> **Problem**
In the listing below, edit everything from the line containing "- volume-bar: [483, 825, 486, 936]" down to the line containing "- sell-price[interactable]: 3,890.00: [270, 94, 328, 109]", replacing "volume-bar" with "volume-column" and keeping all else unchanged. Return only those lines.
— Start of Material provided —
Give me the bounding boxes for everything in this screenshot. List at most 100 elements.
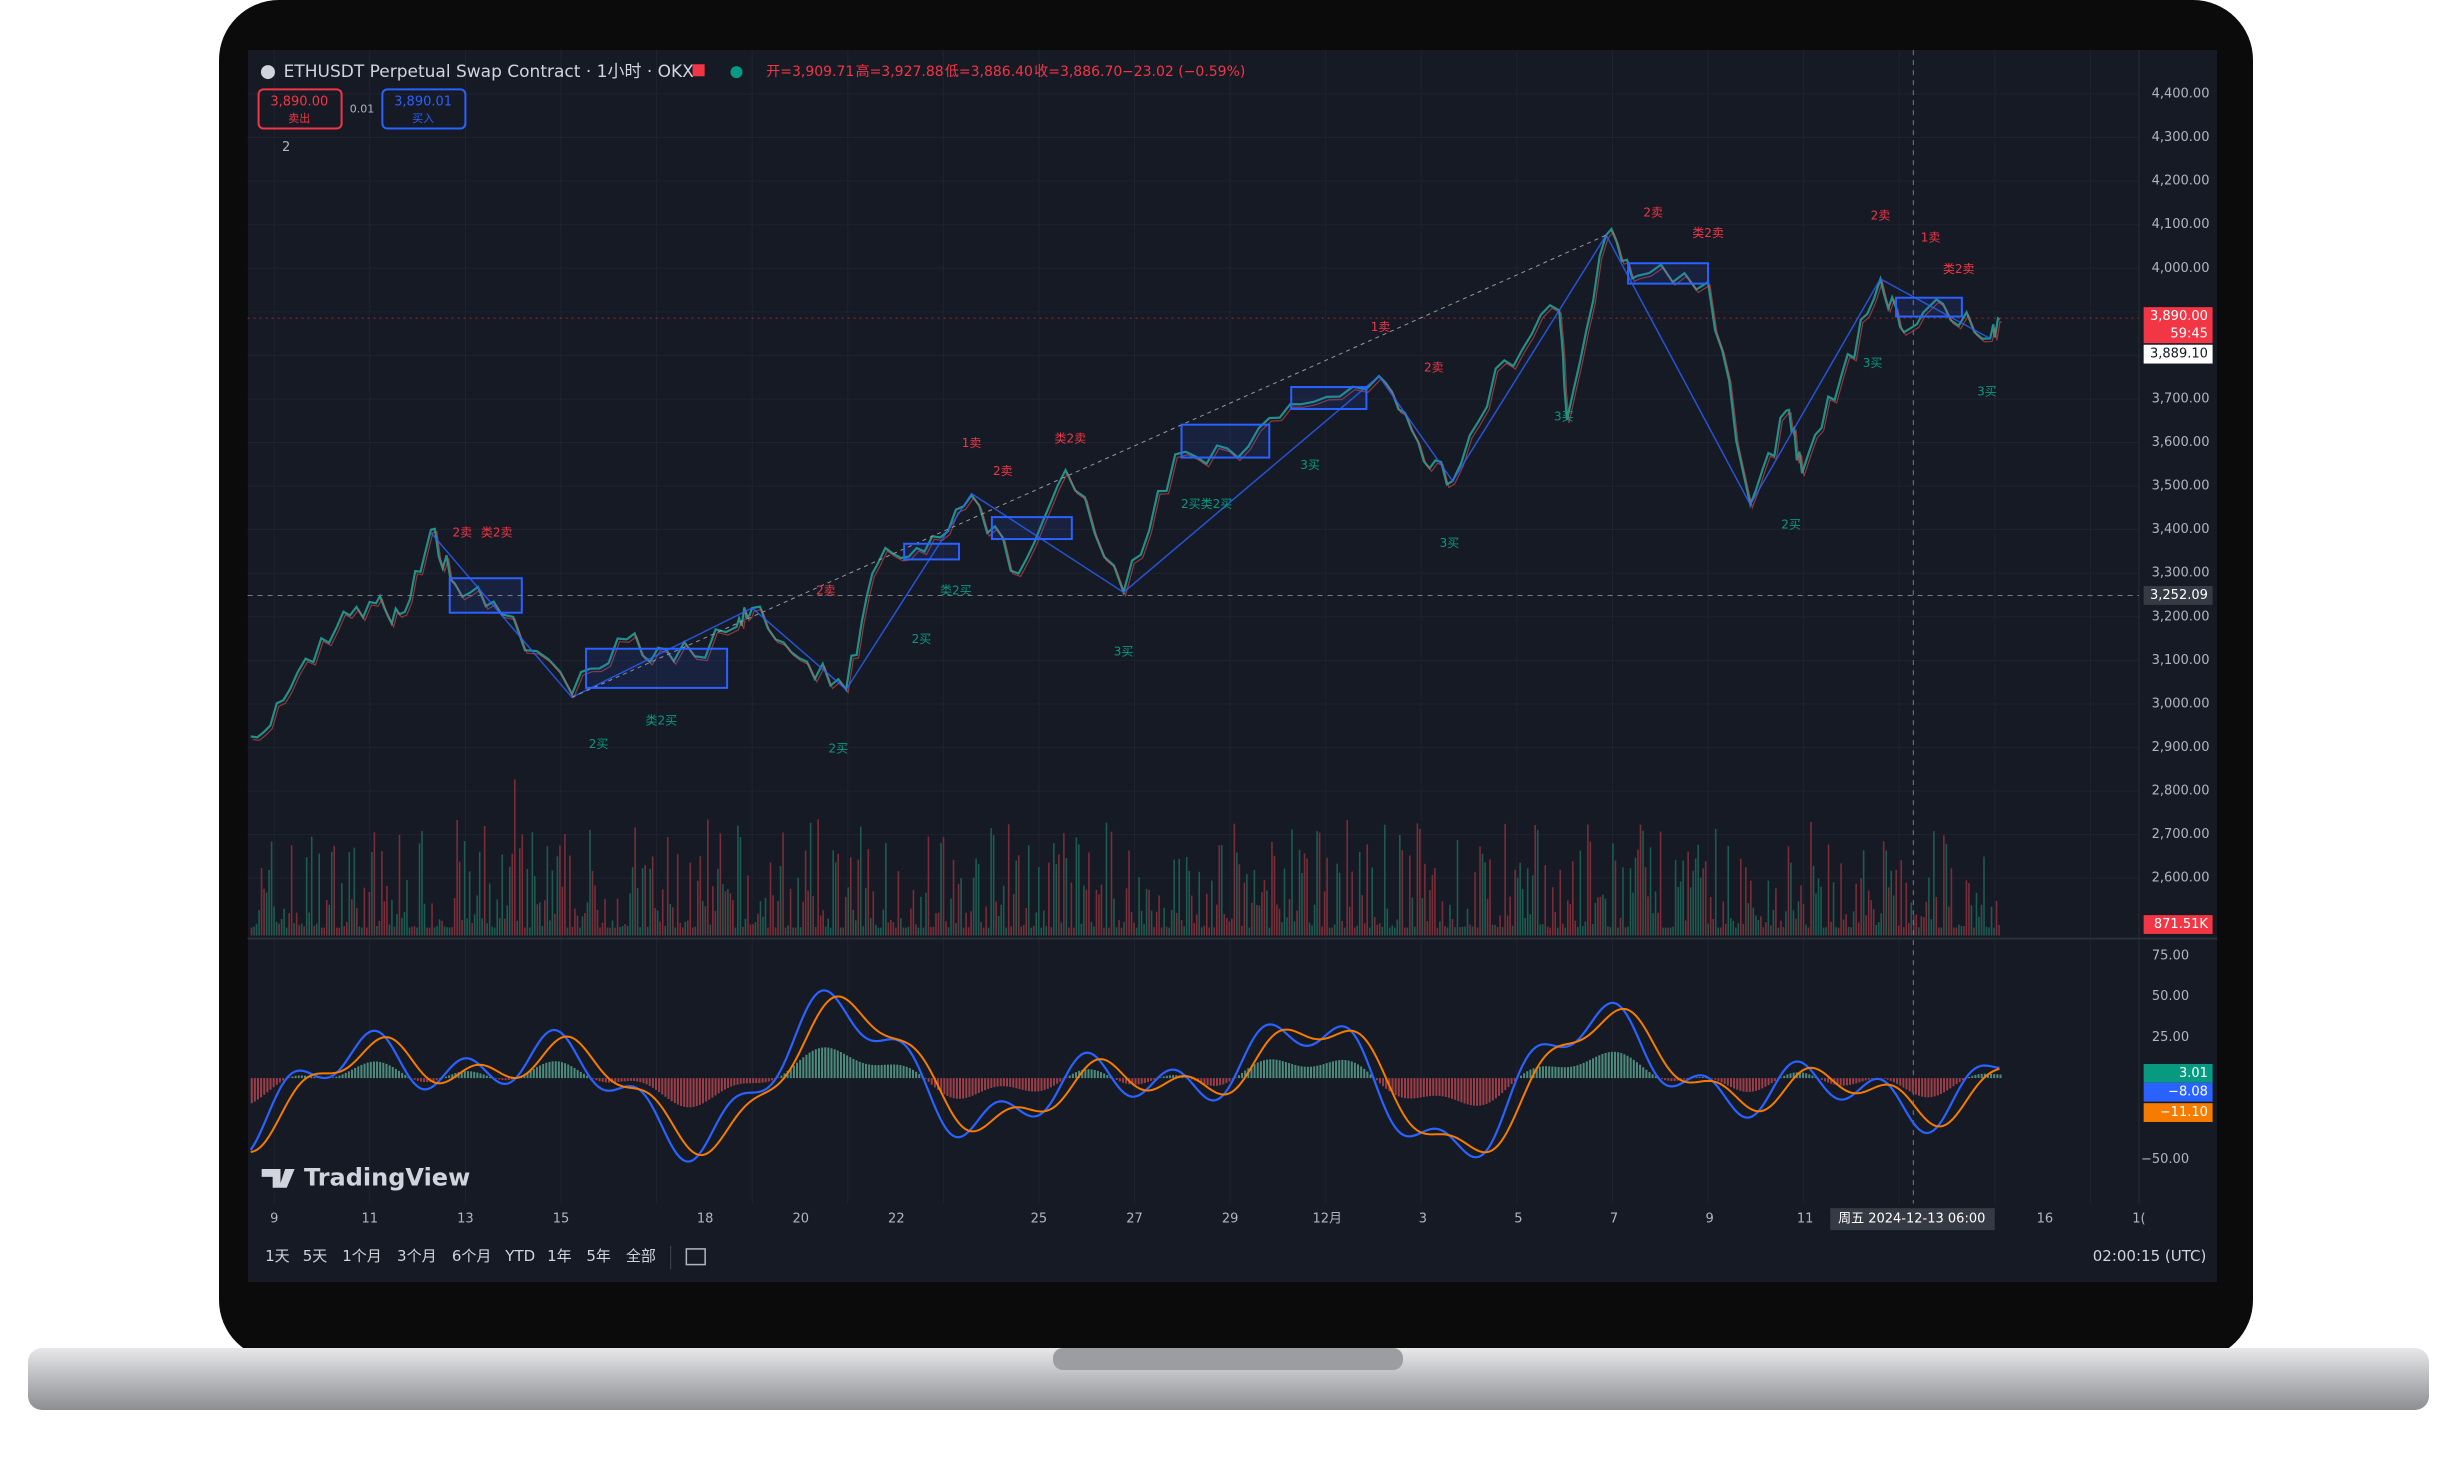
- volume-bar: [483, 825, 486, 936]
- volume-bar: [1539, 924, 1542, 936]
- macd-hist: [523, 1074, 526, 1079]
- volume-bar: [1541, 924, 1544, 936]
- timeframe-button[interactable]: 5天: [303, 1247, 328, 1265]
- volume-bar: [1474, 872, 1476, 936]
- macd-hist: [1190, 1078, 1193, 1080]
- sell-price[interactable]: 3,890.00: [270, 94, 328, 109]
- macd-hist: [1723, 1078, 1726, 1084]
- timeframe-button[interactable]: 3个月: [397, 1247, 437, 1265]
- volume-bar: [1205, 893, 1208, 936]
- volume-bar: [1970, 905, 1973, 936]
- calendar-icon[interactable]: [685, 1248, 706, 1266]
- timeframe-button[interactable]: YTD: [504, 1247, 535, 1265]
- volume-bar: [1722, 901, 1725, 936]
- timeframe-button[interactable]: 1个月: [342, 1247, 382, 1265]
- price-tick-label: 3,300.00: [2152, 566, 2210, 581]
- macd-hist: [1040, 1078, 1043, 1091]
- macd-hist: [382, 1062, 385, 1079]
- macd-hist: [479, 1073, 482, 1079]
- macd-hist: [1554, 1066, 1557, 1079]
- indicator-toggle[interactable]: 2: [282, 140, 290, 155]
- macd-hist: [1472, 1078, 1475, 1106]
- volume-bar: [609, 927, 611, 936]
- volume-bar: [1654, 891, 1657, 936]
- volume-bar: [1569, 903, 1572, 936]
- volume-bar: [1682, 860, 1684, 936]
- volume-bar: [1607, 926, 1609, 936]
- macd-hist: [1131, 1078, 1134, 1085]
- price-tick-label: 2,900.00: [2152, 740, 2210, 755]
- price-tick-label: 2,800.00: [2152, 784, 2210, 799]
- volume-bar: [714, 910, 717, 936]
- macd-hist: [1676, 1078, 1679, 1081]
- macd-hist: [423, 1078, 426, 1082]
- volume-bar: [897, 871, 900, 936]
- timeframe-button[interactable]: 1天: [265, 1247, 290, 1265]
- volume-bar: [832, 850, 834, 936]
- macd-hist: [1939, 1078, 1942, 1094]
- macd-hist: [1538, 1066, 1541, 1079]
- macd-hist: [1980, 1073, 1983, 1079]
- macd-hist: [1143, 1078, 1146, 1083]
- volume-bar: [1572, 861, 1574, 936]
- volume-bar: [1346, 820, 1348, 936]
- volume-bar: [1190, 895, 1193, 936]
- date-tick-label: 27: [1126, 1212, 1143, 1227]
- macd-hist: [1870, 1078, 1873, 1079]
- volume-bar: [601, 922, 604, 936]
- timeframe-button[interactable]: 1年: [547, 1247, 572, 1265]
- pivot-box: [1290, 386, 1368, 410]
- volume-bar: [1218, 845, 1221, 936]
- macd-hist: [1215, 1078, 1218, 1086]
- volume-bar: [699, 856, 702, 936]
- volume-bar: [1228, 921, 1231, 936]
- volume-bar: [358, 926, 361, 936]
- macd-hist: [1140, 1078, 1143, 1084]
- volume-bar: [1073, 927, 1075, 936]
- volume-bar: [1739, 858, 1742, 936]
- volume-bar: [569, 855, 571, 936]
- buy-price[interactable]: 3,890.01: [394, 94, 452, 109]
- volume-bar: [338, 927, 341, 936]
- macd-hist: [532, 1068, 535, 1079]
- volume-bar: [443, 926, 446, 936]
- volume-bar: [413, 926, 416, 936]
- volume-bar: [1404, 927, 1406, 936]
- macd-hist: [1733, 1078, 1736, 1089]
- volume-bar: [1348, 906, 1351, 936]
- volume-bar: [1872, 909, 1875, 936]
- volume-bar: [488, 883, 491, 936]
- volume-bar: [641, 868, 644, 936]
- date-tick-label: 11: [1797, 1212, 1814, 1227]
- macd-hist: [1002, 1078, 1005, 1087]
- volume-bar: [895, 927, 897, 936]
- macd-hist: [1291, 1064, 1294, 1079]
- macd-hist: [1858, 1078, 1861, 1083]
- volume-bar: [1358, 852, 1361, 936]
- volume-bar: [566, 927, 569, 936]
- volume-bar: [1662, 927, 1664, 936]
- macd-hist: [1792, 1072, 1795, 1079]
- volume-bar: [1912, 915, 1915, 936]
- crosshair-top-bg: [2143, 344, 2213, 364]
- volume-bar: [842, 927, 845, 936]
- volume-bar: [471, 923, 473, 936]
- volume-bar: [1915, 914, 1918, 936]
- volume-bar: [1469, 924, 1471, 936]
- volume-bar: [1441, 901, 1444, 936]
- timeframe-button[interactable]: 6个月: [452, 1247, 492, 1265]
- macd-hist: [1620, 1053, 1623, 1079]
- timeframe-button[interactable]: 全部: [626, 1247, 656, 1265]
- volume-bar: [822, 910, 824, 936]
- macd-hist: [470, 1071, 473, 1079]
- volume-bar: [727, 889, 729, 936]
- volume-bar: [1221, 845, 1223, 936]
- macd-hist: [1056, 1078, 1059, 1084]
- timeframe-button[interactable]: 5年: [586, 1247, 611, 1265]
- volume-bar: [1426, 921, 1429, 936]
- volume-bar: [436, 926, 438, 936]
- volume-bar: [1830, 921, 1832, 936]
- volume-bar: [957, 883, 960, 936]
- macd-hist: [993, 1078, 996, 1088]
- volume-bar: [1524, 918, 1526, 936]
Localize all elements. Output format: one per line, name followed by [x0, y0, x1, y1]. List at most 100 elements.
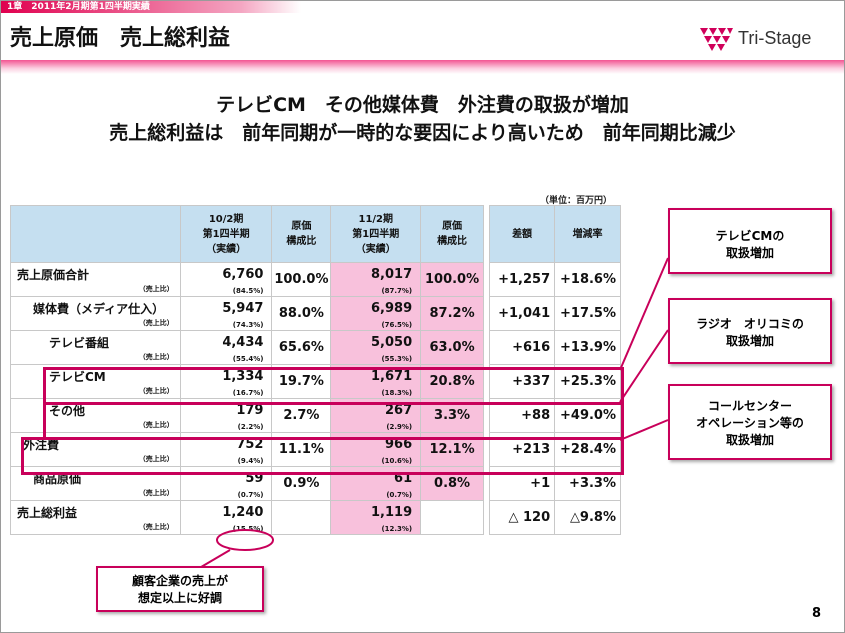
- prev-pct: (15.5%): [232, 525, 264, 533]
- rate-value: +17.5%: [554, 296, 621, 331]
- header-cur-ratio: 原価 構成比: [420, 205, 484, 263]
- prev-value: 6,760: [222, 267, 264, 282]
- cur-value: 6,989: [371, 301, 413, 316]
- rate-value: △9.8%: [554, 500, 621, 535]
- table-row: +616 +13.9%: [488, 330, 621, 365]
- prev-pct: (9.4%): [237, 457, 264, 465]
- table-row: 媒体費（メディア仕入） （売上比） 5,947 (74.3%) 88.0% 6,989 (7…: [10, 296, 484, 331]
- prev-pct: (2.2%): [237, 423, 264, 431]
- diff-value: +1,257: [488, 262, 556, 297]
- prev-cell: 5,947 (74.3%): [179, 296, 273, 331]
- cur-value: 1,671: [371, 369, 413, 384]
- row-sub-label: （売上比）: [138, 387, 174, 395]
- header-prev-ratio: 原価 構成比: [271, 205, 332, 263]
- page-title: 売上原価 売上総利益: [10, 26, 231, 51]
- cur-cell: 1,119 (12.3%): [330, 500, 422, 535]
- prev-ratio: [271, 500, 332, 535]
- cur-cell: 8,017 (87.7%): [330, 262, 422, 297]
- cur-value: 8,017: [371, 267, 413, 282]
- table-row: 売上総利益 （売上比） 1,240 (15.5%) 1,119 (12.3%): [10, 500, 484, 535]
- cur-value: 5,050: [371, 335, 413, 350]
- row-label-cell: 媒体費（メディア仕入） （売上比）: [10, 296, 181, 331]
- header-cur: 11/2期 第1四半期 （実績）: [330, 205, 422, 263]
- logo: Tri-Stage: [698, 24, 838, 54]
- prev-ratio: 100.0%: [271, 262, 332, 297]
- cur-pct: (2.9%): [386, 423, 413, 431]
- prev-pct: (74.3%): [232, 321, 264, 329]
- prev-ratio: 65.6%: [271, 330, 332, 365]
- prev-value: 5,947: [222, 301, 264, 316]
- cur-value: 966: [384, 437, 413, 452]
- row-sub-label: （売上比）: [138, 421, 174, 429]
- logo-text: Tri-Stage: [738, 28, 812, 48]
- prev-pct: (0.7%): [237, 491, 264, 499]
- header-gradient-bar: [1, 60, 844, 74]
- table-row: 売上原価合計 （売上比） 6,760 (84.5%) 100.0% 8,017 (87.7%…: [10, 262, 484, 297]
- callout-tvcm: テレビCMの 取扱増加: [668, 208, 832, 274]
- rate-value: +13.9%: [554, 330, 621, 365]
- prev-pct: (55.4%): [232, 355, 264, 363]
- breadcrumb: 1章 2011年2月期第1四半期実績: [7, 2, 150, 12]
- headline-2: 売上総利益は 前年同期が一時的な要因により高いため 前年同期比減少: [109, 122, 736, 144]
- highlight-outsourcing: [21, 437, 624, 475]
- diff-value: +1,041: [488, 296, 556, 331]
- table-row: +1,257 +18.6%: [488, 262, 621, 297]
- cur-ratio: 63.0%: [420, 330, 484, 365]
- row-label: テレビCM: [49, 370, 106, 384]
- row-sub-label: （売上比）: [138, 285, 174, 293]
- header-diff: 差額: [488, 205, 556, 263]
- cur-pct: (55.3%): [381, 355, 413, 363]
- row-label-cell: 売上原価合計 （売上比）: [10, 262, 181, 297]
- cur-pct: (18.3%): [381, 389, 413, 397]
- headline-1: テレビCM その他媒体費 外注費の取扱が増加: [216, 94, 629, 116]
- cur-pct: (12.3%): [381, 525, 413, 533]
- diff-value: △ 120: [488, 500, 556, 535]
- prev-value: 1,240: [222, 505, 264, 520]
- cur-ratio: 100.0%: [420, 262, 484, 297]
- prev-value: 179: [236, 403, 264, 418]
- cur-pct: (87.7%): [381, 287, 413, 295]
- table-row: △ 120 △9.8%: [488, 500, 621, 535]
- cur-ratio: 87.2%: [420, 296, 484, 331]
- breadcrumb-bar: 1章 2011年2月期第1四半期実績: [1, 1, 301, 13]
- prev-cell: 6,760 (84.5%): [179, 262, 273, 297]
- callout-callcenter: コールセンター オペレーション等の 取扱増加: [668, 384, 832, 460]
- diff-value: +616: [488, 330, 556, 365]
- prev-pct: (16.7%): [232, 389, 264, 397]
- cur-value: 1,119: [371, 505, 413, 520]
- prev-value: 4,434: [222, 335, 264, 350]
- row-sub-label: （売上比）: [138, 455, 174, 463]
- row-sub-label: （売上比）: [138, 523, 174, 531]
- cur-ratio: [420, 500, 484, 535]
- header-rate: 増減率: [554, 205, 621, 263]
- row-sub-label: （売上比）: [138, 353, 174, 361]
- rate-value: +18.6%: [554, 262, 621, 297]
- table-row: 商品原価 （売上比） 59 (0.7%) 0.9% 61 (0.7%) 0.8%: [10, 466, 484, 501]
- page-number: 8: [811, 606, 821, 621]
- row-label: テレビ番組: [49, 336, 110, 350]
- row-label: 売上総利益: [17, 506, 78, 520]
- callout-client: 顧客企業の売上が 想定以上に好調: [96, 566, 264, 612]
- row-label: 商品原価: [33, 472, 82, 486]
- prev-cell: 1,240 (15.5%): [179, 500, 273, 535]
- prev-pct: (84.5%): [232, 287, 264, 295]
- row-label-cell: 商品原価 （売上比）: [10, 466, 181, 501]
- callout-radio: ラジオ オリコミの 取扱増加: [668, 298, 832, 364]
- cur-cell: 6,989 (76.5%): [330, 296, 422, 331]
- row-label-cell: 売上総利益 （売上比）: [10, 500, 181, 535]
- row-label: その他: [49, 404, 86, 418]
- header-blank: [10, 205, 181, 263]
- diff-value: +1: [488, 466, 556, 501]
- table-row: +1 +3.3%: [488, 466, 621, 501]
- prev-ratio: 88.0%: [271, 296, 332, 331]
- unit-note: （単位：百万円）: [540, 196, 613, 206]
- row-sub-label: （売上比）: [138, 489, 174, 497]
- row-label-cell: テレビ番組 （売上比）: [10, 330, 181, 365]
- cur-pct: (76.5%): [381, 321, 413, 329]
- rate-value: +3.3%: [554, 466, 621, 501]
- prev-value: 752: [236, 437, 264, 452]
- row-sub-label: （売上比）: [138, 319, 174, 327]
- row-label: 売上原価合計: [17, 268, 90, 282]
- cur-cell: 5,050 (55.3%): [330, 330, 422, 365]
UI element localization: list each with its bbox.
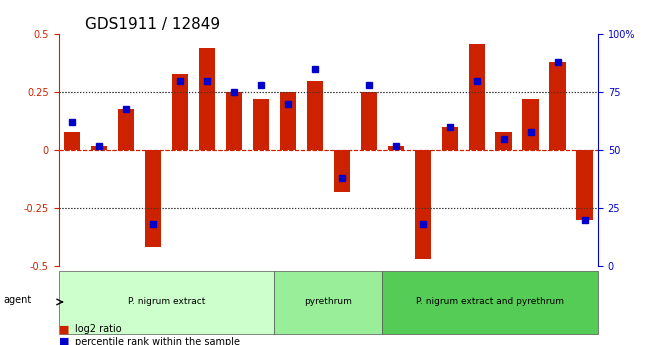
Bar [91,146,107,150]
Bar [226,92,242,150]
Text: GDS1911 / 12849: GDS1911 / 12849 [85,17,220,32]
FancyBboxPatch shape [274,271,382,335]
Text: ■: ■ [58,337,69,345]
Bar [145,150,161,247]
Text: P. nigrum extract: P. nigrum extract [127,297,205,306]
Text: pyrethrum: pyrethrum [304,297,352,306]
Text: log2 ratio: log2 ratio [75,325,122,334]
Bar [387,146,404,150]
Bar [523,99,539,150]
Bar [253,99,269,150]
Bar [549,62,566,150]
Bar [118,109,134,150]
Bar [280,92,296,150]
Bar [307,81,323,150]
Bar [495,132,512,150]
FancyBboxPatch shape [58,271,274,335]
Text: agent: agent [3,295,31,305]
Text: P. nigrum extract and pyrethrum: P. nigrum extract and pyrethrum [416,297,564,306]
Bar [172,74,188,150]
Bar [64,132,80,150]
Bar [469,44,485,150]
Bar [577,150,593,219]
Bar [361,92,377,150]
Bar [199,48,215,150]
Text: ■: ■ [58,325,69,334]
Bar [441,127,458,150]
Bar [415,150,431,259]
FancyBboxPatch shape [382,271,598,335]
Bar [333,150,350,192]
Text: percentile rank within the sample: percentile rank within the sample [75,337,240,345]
— End of Material provided —
> **Solution to this problem**
- volume-column: [483, 825, 486, 936]
- volume-column: [1539, 924, 1542, 936]
- macd-hist: [523, 1074, 526, 1079]
- volume-column: [1541, 924, 1544, 936]
- timeframe-button[interactable]: 5天: [303, 1247, 328, 1265]
- volume-column: [1474, 872, 1476, 936]
- macd-hist: [1190, 1078, 1193, 1080]
- sell-price[interactable]: 3,890.00: [270, 94, 328, 109]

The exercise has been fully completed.